— Begin —

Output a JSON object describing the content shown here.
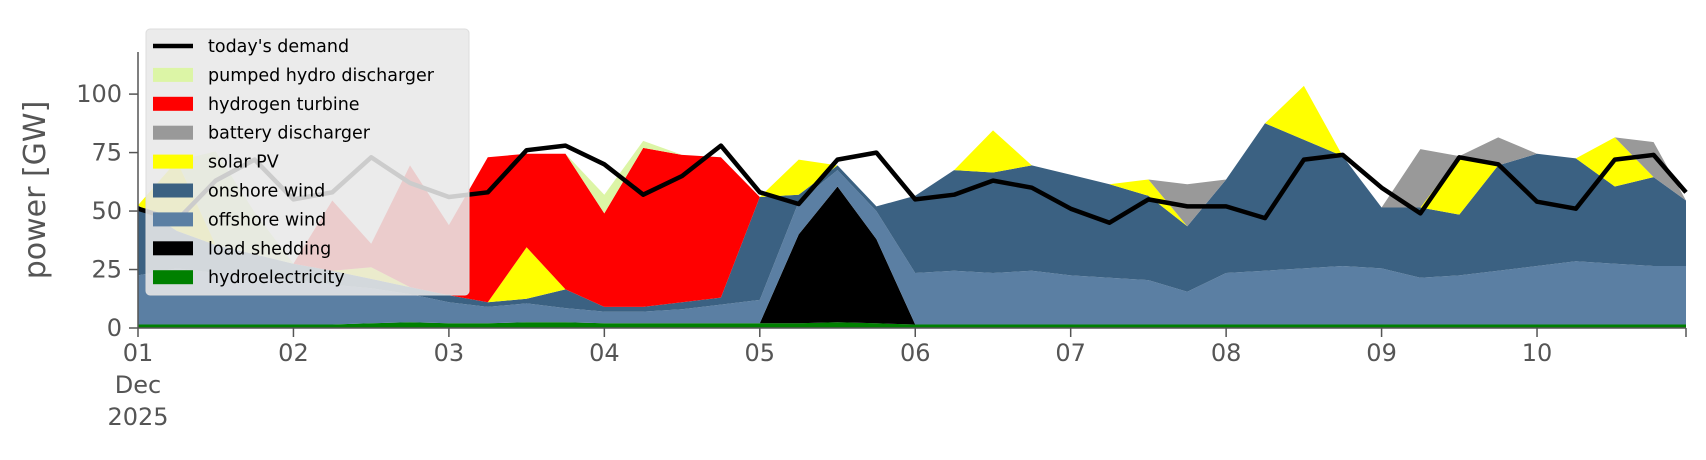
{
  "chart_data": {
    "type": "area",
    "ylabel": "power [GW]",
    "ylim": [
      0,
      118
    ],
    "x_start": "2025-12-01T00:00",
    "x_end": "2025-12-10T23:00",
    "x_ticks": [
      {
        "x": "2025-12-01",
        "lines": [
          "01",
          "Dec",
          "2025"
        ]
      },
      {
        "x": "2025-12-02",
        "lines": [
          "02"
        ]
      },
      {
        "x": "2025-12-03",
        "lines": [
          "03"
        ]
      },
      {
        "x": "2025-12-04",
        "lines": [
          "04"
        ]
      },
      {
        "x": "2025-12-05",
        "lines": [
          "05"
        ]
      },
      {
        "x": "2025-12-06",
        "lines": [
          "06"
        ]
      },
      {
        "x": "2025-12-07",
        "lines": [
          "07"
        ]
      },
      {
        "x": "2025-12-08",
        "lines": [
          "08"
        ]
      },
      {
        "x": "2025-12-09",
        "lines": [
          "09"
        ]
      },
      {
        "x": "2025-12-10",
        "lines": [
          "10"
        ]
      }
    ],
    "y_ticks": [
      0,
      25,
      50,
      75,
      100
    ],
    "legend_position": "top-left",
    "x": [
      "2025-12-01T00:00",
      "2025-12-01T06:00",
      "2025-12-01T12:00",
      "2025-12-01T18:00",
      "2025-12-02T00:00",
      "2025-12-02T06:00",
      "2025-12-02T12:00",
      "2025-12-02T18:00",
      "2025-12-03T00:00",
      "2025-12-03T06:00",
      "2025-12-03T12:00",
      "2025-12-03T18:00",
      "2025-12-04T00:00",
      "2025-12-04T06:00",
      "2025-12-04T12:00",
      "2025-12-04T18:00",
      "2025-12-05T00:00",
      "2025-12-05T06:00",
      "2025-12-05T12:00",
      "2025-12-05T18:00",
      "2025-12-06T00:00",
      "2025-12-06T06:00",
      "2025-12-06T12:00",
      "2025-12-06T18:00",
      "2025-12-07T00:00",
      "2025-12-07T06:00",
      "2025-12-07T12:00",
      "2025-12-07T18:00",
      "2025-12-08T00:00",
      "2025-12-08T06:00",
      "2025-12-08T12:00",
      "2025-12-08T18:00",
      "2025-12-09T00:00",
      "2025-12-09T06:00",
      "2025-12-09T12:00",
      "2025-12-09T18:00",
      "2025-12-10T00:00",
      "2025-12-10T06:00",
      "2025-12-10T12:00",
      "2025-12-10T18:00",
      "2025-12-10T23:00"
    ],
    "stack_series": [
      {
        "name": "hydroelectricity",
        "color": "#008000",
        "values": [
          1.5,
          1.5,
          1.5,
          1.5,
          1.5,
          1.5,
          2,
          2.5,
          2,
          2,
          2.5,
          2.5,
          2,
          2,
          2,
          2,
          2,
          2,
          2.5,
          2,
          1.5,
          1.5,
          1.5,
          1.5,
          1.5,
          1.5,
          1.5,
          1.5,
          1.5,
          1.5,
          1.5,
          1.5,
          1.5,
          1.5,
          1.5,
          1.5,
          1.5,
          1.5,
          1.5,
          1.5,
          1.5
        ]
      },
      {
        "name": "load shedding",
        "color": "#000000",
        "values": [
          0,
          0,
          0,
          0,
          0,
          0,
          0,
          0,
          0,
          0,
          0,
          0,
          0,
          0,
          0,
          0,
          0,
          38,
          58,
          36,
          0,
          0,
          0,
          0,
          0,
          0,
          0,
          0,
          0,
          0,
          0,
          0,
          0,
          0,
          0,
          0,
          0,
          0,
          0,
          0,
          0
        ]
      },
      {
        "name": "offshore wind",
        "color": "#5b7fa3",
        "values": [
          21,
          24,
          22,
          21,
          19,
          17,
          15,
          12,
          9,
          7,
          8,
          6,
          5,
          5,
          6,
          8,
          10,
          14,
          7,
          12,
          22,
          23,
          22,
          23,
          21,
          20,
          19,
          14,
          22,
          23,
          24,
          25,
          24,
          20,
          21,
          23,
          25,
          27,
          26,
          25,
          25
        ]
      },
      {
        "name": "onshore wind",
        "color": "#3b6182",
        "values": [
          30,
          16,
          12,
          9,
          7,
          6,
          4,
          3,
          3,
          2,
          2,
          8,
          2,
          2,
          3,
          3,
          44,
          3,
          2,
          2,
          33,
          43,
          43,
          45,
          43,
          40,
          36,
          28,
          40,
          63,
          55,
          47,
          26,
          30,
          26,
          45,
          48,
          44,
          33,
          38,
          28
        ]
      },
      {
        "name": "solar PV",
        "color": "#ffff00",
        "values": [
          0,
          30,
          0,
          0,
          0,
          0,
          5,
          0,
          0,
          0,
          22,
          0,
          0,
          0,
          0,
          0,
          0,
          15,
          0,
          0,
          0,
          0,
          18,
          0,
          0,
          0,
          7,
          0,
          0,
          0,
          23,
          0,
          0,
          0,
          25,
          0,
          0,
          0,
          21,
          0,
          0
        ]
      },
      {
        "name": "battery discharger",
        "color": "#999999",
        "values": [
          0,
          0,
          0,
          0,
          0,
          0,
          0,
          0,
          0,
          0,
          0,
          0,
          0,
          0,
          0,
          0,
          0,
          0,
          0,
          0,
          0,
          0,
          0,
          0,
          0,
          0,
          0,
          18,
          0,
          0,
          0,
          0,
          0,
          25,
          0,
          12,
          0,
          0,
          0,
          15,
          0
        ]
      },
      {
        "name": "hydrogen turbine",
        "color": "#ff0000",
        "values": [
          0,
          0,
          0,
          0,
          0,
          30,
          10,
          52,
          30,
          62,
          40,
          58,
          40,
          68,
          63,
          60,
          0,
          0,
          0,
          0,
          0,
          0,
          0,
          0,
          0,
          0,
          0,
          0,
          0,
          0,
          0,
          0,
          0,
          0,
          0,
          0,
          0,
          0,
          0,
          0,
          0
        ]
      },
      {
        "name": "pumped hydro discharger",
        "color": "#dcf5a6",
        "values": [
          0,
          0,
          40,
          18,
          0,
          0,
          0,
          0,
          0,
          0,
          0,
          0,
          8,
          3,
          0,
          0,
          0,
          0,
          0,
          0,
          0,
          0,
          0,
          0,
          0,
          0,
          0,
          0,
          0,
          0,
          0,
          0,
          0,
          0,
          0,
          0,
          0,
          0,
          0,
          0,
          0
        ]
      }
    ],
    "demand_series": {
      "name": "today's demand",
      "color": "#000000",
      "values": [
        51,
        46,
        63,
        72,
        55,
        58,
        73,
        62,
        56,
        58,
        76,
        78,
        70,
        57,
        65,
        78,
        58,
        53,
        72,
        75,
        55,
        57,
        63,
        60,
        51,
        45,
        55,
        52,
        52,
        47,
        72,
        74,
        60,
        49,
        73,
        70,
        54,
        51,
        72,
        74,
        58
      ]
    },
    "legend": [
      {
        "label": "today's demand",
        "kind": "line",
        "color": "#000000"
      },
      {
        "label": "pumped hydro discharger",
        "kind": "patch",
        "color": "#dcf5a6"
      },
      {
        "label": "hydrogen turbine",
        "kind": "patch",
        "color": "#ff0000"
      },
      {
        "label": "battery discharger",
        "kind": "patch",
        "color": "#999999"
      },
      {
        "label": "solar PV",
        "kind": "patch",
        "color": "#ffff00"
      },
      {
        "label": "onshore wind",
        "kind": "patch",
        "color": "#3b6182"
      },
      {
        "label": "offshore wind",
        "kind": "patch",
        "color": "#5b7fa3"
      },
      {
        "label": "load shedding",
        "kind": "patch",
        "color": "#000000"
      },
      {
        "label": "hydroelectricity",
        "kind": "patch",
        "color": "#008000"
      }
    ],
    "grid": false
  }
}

— End —
— Begin —

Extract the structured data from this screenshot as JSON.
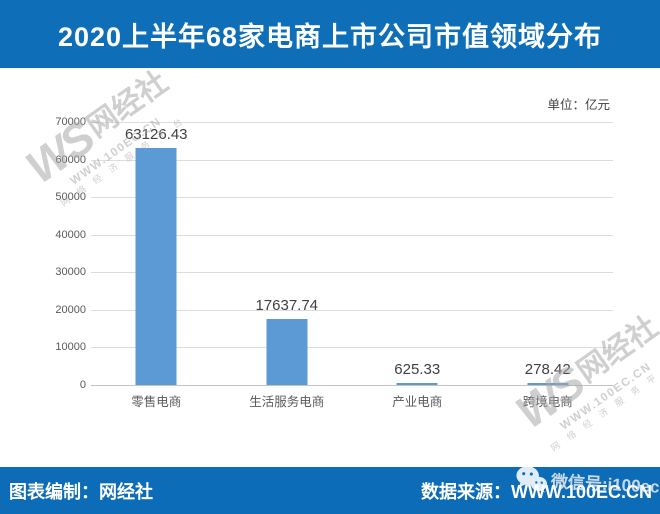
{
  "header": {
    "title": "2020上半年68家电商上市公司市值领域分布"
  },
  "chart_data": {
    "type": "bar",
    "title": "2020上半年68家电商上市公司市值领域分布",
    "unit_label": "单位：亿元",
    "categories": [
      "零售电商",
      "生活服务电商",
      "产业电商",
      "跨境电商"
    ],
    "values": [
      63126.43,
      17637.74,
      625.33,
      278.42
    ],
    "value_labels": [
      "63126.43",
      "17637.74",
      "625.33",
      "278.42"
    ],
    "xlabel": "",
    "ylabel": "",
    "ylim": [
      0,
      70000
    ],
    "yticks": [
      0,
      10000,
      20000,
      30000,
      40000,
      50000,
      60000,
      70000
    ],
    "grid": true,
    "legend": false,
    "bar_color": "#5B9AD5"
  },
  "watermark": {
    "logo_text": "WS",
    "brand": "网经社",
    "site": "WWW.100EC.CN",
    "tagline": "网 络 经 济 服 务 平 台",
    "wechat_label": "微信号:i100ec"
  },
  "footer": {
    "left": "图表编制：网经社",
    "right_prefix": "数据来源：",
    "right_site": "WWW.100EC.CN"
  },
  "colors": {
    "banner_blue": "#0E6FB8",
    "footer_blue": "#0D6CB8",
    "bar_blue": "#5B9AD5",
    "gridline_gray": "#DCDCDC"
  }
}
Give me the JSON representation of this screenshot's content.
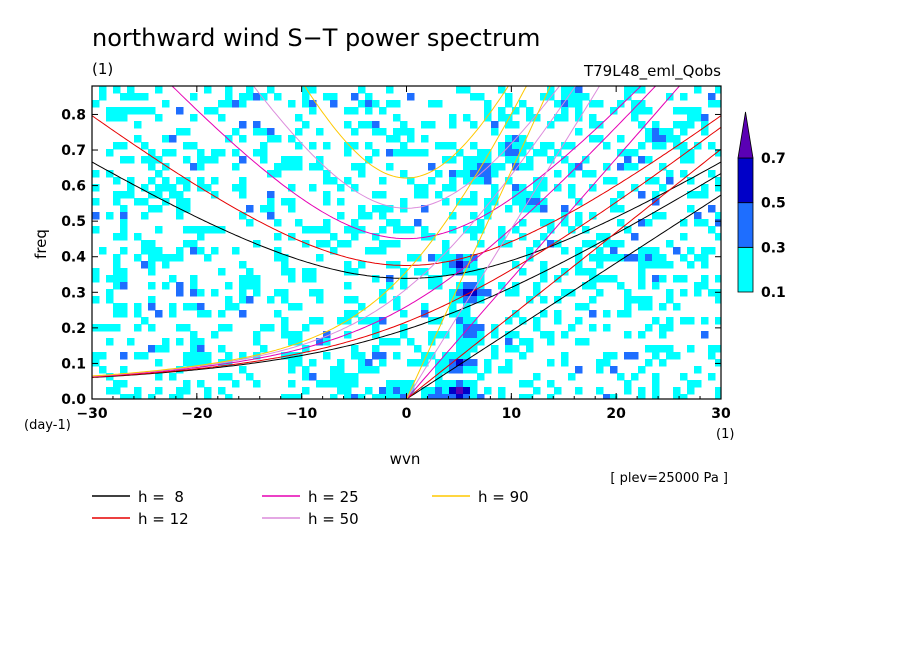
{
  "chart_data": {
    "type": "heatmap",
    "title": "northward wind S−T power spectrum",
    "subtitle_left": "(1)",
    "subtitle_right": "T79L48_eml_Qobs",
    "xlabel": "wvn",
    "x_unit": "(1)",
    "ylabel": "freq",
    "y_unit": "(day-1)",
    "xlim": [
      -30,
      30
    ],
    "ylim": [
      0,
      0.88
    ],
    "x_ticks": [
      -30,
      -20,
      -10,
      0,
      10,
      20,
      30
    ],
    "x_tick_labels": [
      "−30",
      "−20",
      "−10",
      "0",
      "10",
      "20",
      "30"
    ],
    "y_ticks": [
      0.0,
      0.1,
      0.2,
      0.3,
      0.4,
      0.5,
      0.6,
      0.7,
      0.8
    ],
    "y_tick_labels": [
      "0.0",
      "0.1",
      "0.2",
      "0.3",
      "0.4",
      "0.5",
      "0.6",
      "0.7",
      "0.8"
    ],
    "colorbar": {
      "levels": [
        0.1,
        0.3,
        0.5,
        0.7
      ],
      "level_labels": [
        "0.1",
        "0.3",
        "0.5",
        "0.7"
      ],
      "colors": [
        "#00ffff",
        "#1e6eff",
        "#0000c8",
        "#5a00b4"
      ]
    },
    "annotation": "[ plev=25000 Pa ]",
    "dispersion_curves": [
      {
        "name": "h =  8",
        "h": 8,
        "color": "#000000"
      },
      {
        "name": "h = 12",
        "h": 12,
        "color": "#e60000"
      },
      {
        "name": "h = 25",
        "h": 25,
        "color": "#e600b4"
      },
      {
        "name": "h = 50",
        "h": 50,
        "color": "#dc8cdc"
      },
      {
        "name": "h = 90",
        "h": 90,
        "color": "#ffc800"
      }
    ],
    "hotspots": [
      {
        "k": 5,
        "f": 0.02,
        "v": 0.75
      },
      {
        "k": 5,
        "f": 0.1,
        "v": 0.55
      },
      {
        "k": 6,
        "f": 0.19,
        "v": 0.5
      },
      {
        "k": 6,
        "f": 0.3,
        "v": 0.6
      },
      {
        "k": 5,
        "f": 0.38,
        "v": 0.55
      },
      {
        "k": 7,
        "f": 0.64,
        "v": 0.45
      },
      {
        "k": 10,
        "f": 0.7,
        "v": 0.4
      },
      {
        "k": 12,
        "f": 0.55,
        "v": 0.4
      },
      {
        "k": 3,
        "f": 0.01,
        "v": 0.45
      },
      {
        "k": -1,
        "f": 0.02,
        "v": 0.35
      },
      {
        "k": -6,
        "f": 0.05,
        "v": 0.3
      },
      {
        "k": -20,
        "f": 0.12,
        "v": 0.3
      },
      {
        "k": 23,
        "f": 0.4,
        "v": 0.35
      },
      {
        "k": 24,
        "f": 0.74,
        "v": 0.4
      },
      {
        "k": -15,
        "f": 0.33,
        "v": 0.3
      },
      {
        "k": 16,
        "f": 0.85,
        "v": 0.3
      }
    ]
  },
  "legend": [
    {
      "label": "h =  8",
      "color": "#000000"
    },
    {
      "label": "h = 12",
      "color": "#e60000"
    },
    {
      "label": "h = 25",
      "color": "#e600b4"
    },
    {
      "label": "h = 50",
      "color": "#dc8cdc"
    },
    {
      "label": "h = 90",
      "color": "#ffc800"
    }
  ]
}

— End —

Task directions.
Where a line holds "content", copy it out.

Output of the exercise.
Output a JSON object describing the content shown here.
Give me the JSON representation of this screenshot's content.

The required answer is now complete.